→ What is being asked: Pick out the lines below with "Sucrose" and list them.

→ Material for this exercise:
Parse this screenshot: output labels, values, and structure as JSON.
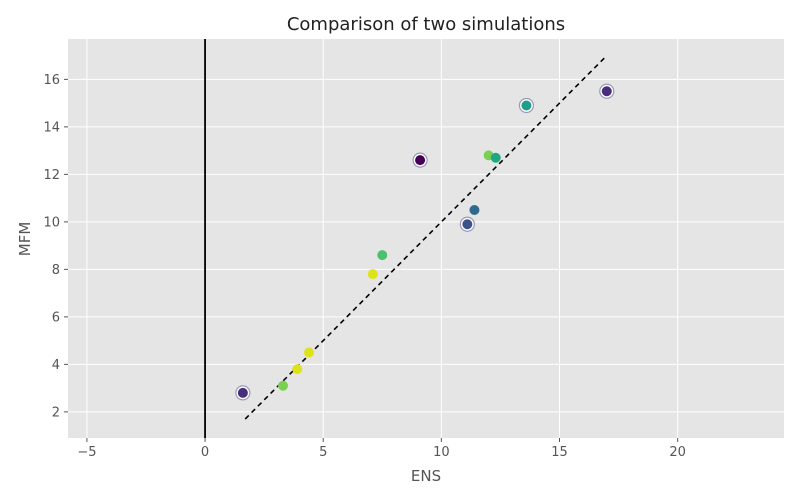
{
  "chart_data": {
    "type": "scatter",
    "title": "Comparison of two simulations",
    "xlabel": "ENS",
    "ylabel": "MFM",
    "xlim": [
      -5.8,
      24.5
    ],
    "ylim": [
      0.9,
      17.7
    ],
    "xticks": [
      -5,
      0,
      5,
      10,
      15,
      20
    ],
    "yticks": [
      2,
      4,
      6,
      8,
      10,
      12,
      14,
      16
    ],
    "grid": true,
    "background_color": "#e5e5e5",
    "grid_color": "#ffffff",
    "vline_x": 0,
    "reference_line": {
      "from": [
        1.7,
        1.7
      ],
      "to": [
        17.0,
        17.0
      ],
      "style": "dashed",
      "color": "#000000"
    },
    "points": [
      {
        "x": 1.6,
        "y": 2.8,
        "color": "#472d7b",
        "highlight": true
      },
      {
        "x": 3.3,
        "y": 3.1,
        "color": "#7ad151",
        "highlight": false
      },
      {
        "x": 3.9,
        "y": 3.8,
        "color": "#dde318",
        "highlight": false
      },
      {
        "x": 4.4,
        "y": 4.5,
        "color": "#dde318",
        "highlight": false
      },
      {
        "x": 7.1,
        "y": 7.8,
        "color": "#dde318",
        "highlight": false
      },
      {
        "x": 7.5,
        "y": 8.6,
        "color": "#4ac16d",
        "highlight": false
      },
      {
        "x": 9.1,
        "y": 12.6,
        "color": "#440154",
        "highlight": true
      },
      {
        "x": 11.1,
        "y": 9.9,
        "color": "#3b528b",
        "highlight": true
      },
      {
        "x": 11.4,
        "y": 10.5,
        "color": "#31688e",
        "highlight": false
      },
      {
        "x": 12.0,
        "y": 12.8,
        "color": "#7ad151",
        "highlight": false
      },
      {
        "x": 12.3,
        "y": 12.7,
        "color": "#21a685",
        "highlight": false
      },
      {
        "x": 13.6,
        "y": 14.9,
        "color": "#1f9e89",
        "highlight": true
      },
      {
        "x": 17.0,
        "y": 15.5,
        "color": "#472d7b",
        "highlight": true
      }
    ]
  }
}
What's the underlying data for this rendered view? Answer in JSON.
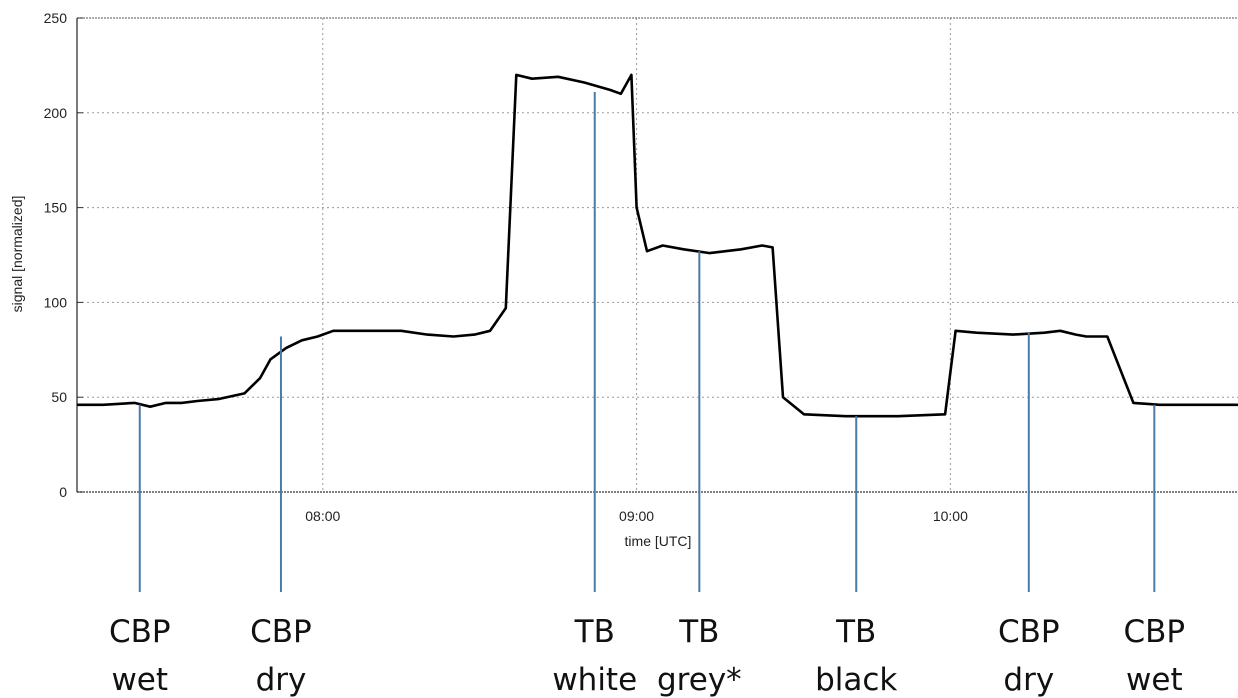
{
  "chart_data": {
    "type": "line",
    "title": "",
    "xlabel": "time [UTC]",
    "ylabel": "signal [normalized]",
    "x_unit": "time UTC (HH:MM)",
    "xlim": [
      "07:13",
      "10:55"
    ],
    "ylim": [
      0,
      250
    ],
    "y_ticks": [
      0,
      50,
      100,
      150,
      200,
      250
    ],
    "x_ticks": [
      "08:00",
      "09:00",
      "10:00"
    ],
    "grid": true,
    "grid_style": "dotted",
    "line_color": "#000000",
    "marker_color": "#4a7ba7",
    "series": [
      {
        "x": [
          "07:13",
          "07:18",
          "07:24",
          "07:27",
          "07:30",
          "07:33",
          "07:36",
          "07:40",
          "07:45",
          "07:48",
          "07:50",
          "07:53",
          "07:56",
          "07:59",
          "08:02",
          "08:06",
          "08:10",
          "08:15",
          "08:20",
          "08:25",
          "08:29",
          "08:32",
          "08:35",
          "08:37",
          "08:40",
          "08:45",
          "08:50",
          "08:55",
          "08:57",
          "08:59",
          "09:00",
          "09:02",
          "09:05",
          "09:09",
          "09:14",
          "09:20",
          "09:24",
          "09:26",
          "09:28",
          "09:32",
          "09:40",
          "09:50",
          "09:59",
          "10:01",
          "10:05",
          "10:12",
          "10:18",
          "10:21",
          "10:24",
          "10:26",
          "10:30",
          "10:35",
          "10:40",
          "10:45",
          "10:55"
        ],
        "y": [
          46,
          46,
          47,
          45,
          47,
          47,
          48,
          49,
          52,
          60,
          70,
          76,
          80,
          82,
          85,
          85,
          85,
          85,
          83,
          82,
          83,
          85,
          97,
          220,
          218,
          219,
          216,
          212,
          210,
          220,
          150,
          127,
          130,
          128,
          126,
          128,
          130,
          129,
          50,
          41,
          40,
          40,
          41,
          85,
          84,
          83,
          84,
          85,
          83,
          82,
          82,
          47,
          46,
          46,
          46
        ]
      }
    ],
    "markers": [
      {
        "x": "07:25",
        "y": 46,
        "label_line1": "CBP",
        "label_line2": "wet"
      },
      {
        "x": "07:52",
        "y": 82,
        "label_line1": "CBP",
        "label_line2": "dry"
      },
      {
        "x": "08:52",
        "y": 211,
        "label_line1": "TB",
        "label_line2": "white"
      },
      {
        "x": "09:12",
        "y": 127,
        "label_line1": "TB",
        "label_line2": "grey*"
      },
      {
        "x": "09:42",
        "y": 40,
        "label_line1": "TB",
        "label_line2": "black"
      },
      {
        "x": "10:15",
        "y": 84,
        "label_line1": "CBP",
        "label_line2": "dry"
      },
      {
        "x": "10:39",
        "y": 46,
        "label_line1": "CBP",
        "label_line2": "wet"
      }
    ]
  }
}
==
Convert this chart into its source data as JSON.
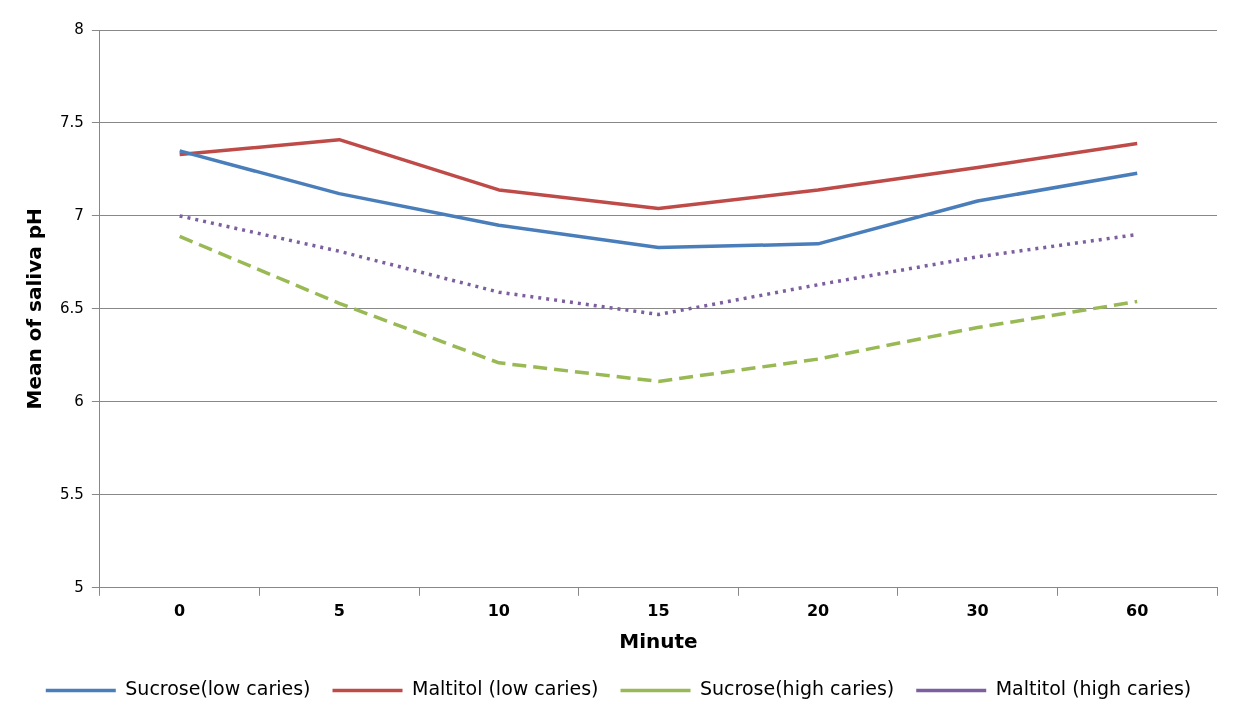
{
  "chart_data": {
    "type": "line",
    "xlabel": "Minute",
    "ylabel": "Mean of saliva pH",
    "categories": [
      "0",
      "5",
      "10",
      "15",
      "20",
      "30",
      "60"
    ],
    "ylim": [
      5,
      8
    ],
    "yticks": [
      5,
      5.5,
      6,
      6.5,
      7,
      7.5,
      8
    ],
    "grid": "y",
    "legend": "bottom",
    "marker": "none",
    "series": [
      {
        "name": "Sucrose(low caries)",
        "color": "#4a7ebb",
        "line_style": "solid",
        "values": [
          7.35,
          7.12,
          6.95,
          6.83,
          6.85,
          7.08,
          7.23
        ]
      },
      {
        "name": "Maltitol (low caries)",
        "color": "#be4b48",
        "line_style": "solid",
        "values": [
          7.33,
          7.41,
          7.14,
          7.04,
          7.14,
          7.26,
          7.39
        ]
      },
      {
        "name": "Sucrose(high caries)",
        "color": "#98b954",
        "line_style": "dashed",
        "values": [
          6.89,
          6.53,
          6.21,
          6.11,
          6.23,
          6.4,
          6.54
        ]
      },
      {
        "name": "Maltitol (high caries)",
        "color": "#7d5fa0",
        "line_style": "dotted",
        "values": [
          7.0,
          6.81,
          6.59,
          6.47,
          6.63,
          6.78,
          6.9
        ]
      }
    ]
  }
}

→ Solved exercise:
        "name": "Sucrose(low caries)",
        "name": "Sucrose(high caries)",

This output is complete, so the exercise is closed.